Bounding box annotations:
-*-*-
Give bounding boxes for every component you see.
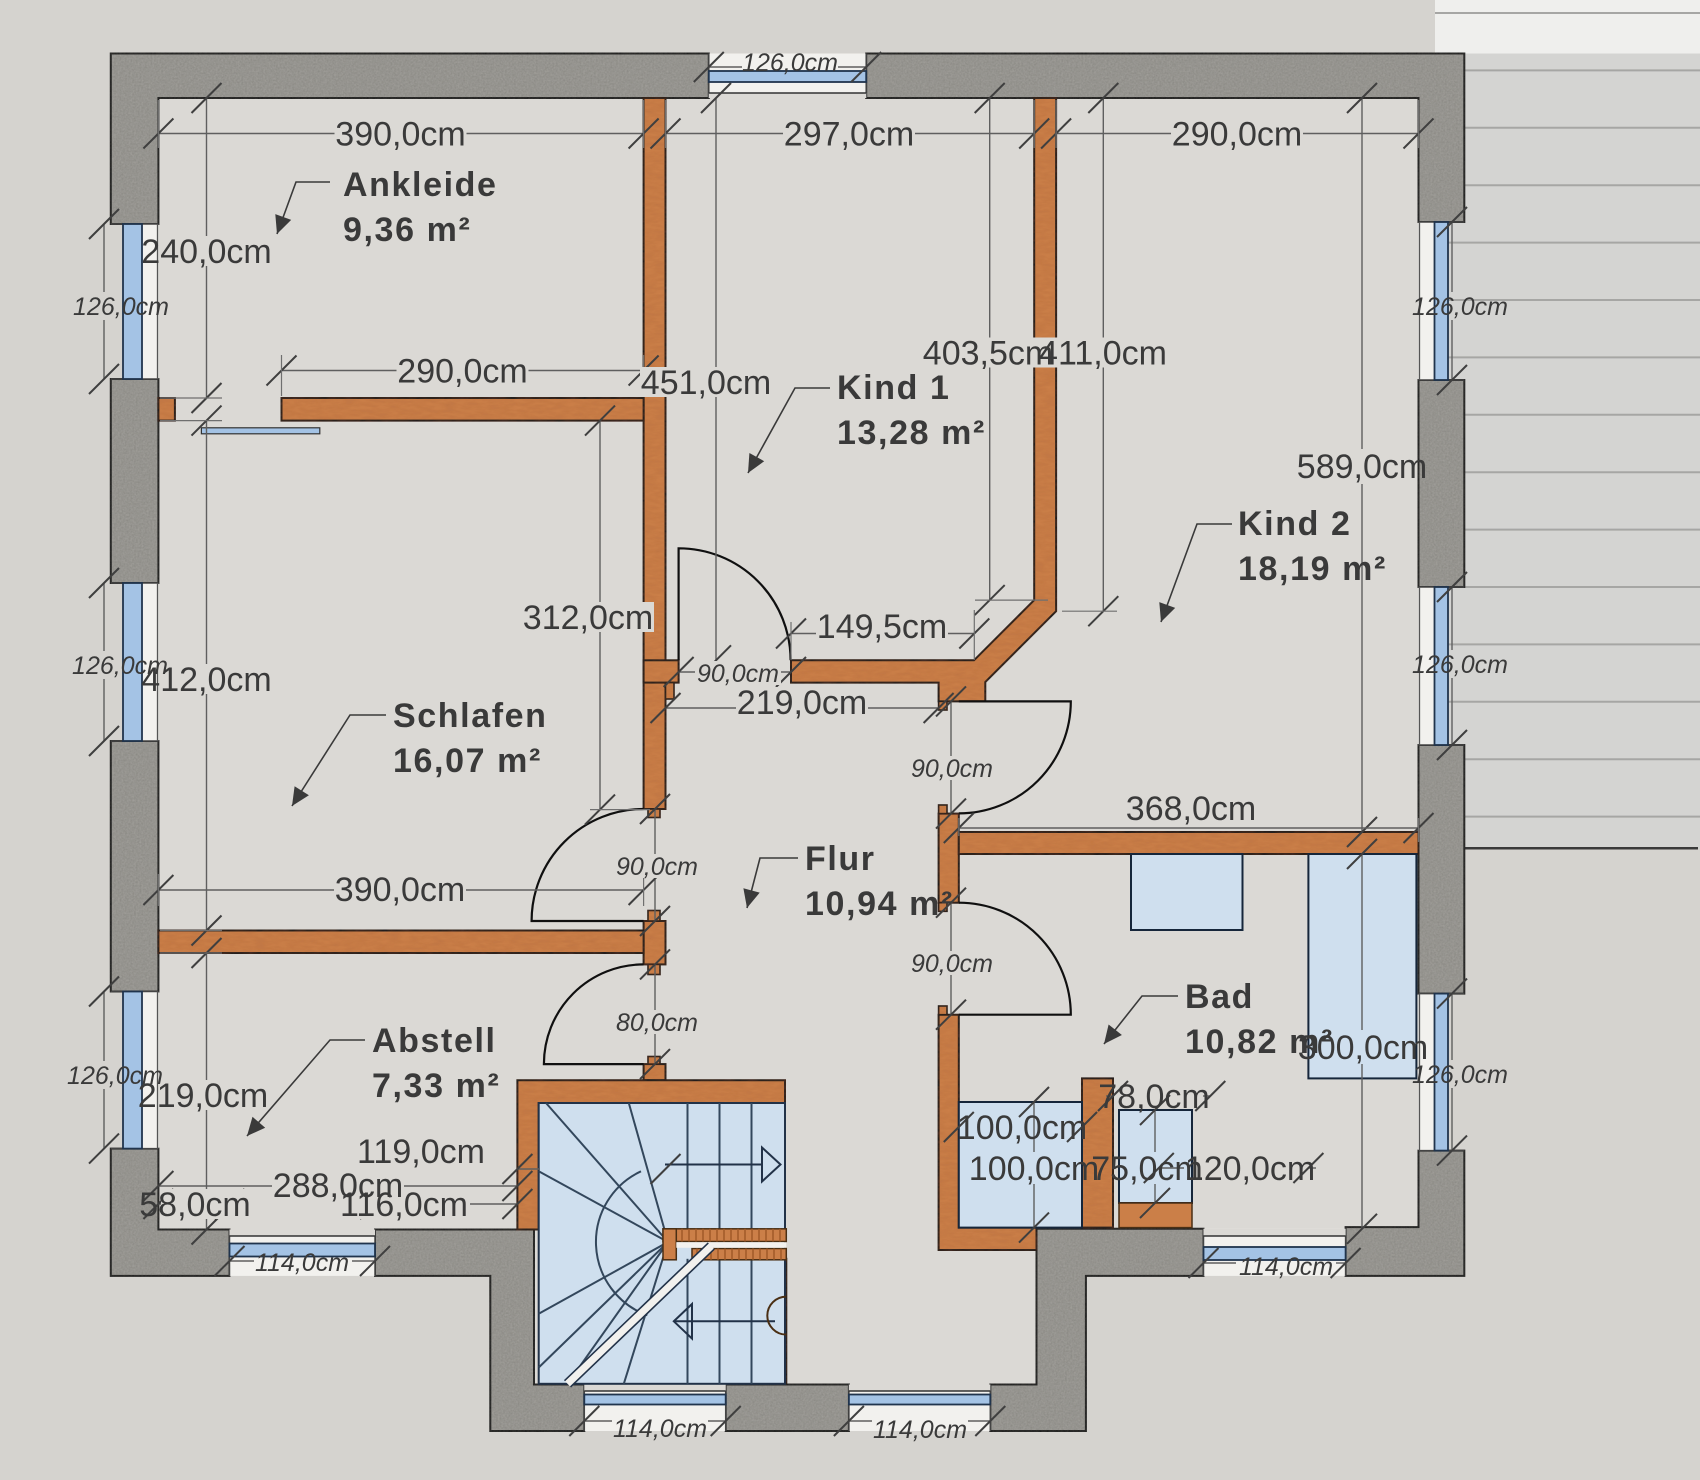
- svg-text:114,0cm: 114,0cm: [613, 1415, 707, 1443]
- svg-text:80,0cm: 80,0cm: [616, 1009, 698, 1037]
- svg-text:116,0cm: 116,0cm: [340, 1186, 468, 1224]
- svg-text:126,0cm: 126,0cm: [67, 1062, 163, 1090]
- svg-text:58,0cm: 58,0cm: [139, 1186, 251, 1224]
- svg-text:Kind 2: Kind 2: [1238, 505, 1352, 543]
- svg-text:7,33 m²: 7,33 m²: [372, 1067, 500, 1105]
- svg-text:119,0cm: 119,0cm: [357, 1133, 485, 1171]
- svg-text:13,28 m²: 13,28 m²: [837, 414, 986, 452]
- svg-text:390,0cm: 390,0cm: [335, 116, 465, 154]
- svg-text:9,36 m²: 9,36 m²: [343, 211, 471, 249]
- svg-text:90,0cm: 90,0cm: [911, 755, 993, 783]
- svg-text:290,0cm: 290,0cm: [397, 353, 527, 391]
- svg-text:90,0cm: 90,0cm: [911, 950, 993, 978]
- svg-text:Abstell: Abstell: [372, 1022, 497, 1060]
- svg-text:114,0cm: 114,0cm: [255, 1249, 349, 1277]
- svg-text:Ankleide: Ankleide: [343, 166, 498, 204]
- svg-text:126,0cm: 126,0cm: [72, 652, 168, 680]
- svg-text:100,0cm: 100,0cm: [957, 1109, 1087, 1147]
- svg-text:411,0cm: 411,0cm: [1039, 335, 1167, 373]
- svg-text:10,82 m²: 10,82 m²: [1185, 1023, 1334, 1061]
- svg-text:Schlafen: Schlafen: [393, 697, 548, 735]
- svg-text:290,0cm: 290,0cm: [1172, 116, 1302, 154]
- svg-text:10,94 m²: 10,94 m²: [805, 885, 954, 923]
- svg-text:240,0cm: 240,0cm: [141, 233, 271, 271]
- svg-text:589,0cm: 589,0cm: [1297, 448, 1427, 486]
- svg-text:126,0cm: 126,0cm: [1412, 651, 1508, 679]
- svg-text:149,5cm: 149,5cm: [817, 608, 947, 646]
- svg-text:312,0cm: 312,0cm: [523, 599, 653, 637]
- svg-text:368,0cm: 368,0cm: [1126, 790, 1256, 828]
- svg-text:126,0cm: 126,0cm: [73, 293, 169, 321]
- svg-text:18,19 m²: 18,19 m²: [1238, 550, 1387, 588]
- svg-text:Kind 1: Kind 1: [837, 369, 951, 407]
- svg-text:78,0cm: 78,0cm: [1098, 1078, 1210, 1116]
- svg-text:126,0cm: 126,0cm: [1412, 293, 1508, 321]
- svg-text:90,0cm: 90,0cm: [616, 853, 698, 881]
- svg-text:126,0cm: 126,0cm: [1412, 1061, 1508, 1089]
- svg-text:114,0cm: 114,0cm: [1239, 1253, 1333, 1281]
- svg-text:219,0cm: 219,0cm: [737, 684, 867, 722]
- svg-text:403,5cm: 403,5cm: [923, 335, 1053, 373]
- svg-text:16,07 m²: 16,07 m²: [393, 742, 542, 780]
- svg-text:120,0cm: 120,0cm: [1185, 1150, 1315, 1188]
- svg-text:390,0cm: 390,0cm: [335, 871, 465, 909]
- svg-text:90,0cm: 90,0cm: [697, 660, 779, 688]
- svg-text:297,0cm: 297,0cm: [784, 116, 914, 154]
- svg-text:126,0cm: 126,0cm: [742, 49, 838, 77]
- svg-text:100,0cm: 100,0cm: [969, 1150, 1099, 1188]
- svg-text:451,0cm: 451,0cm: [641, 364, 771, 402]
- svg-text:114,0cm: 114,0cm: [873, 1416, 967, 1444]
- svg-text:Bad: Bad: [1185, 978, 1254, 1016]
- svg-text:Flur: Flur: [805, 840, 876, 878]
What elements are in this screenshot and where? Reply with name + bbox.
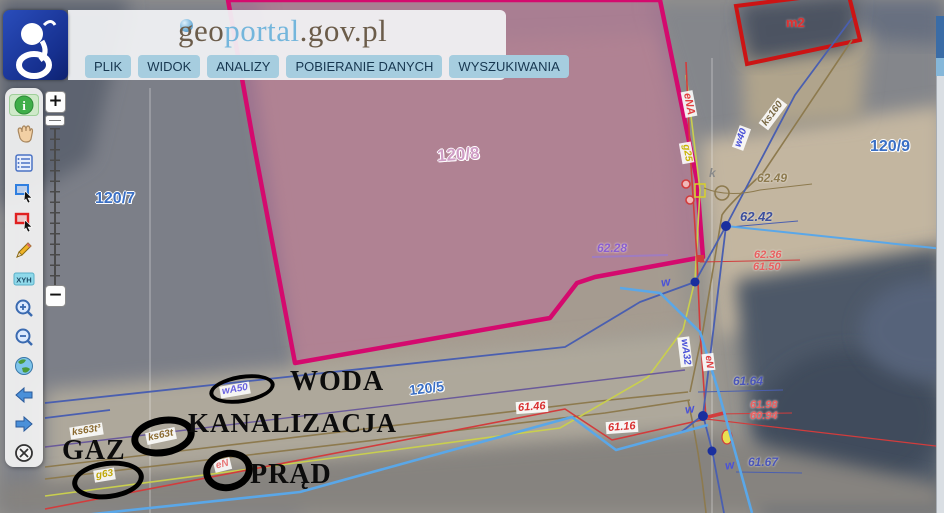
circle-x-icon xyxy=(13,442,35,464)
select-rect-red-icon xyxy=(13,210,35,232)
menu-widok[interactable]: WIDOK xyxy=(138,55,200,78)
select-rect-blue-icon xyxy=(13,181,35,203)
tool-next-view[interactable] xyxy=(9,413,39,435)
sewer-letter-k: k xyxy=(707,167,718,179)
elevation-61-46: 61.46 xyxy=(516,400,548,414)
elevation-61-50: 61.50 xyxy=(753,261,781,273)
zoom-slider-handle[interactable] xyxy=(45,115,65,126)
annotation-kanalizacja: KANALIZACJA xyxy=(188,408,397,439)
magnifier-minus-icon xyxy=(13,326,35,348)
elevation-60-94: 60.94 xyxy=(750,410,778,422)
geoportal-app-window: 120/7 120/8 120/9 120/5 m2 wA50 ks63t³ k… xyxy=(0,0,944,513)
elevation-62-28: 62.28 xyxy=(597,241,627,255)
geoportal-logo[interactable] xyxy=(3,10,68,80)
annotation-gaz: GAZ xyxy=(62,435,126,467)
building-label-m2: m2 xyxy=(786,15,805,30)
site-title-geo: geo xyxy=(178,13,224,48)
parcel-label-120-7: 120/7 xyxy=(95,190,135,208)
tool-select-blue[interactable] xyxy=(9,181,39,203)
tool-move-map[interactable] xyxy=(9,442,39,464)
identify-i-glyph: i xyxy=(22,98,26,113)
water-letter-w3: w xyxy=(722,458,737,472)
elevation-61-67: 61.67 xyxy=(748,455,778,469)
tool-pan[interactable] xyxy=(9,123,39,145)
pencil-icon xyxy=(13,239,35,261)
menu-wyszukiwania[interactable]: WYSZUKIWANIA xyxy=(449,55,568,78)
globe-icon xyxy=(13,355,35,377)
tool-zoom-out[interactable] xyxy=(9,326,39,348)
menu-analizy[interactable]: ANALIZY xyxy=(207,55,279,78)
elevation-62-49: 62.49 xyxy=(757,171,787,185)
zoom-out-button[interactable]: − xyxy=(45,285,66,307)
tool-attributes[interactable] xyxy=(9,152,39,174)
elevation-61-64: 61.64 xyxy=(733,374,763,388)
xyh-glyph: XYH xyxy=(16,276,31,285)
tool-coordinates[interactable]: XYH xyxy=(9,268,39,290)
tool-select-red[interactable] xyxy=(9,210,39,232)
tool-draw[interactable] xyxy=(9,239,39,261)
right-panel-strip xyxy=(936,76,944,513)
arrow-right-icon xyxy=(13,413,35,435)
elevation-62-42: 62.42 xyxy=(740,209,773,224)
magnifier-plus-icon xyxy=(13,297,35,319)
water-letter-w1: w xyxy=(658,275,673,289)
main-menu: PLIK WIDOK ANALIZY POBIERANIE DANYCH WYS… xyxy=(85,55,569,78)
tool-identify[interactable]: i xyxy=(9,94,39,116)
elevation-61-16: 61.16 xyxy=(606,420,638,434)
site-title-portal: portal xyxy=(224,13,299,48)
map-toolbar: i XYH xyxy=(5,88,43,467)
parcel-label-120-8: 120/8 xyxy=(436,144,480,167)
logo-g-icon xyxy=(3,10,68,80)
elevation-62-36: 62.36 xyxy=(754,249,782,261)
menu-plik[interactable]: PLIK xyxy=(85,55,131,78)
right-panel-handle-light[interactable] xyxy=(936,58,944,76)
menu-pobieranie-danych[interactable]: POBIERANIE DANYCH xyxy=(286,55,442,78)
utility-label-en-riser: eN xyxy=(701,353,715,371)
parcel-label-120-9: 120/9 xyxy=(870,138,910,156)
zoom-slider-ticks xyxy=(50,128,60,285)
tool-previous-view[interactable] xyxy=(9,384,39,406)
tool-full-extent[interactable] xyxy=(9,355,39,377)
tool-zoom-in[interactable] xyxy=(9,297,39,319)
arrow-left-icon xyxy=(13,384,35,406)
hand-icon xyxy=(13,123,35,145)
table-icon xyxy=(13,152,35,174)
site-title: geoportal.gov.pl xyxy=(178,13,387,49)
water-letter-w2: w xyxy=(682,402,697,416)
site-title-suffix: .gov.pl xyxy=(300,13,388,48)
zoom-in-button[interactable]: + xyxy=(45,91,66,113)
right-panel-handle[interactable] xyxy=(936,16,944,58)
annotation-woda: WODA xyxy=(290,366,384,398)
annotation-prad: PRĄD xyxy=(250,459,332,491)
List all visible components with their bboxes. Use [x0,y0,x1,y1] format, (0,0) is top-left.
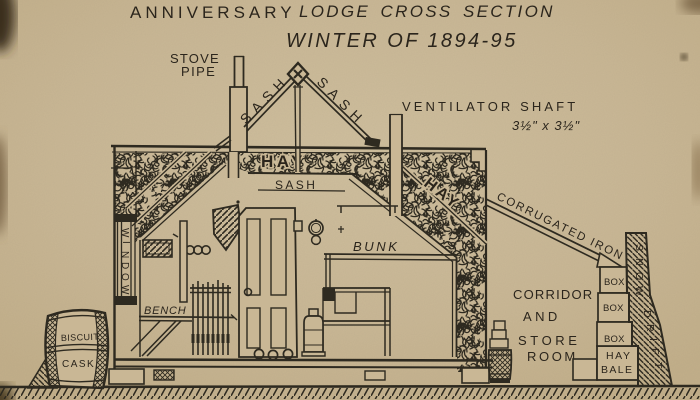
-*-*-
Short task -
Return the lines exactly as they appear, starting with the line that contains "- svg-text:114,0cm: 114,0cm: [613, 1415, 707, 1443]" and continuing through the line that contains "- svg-text:90,0cm: 90,0cm: [911, 755, 993, 783]".

Output for this exercise -
- svg-text:114,0cm: 114,0cm: [613, 1415, 707, 1443]
- svg-text:80,0cm: 80,0cm: [616, 1009, 698, 1037]
- svg-text:116,0cm: 116,0cm: [340, 1186, 468, 1224]
- svg-text:126,0cm: 126,0cm: [67, 1062, 163, 1090]
- svg-text:58,0cm: 58,0cm: [139, 1186, 251, 1224]
- svg-text:Kind 2: Kind 2: [1238, 505, 1352, 543]
- svg-text:7,33 m²: 7,33 m²: [372, 1067, 500, 1105]
- svg-text:119,0cm: 119,0cm: [357, 1133, 485, 1171]
- svg-text:13,28 m²: 13,28 m²: [837, 414, 986, 452]
- svg-text:390,0cm: 390,0cm: [335, 116, 465, 154]
- svg-text:9,36 m²: 9,36 m²: [343, 211, 471, 249]
- svg-text:90,0cm: 90,0cm: [911, 755, 993, 783]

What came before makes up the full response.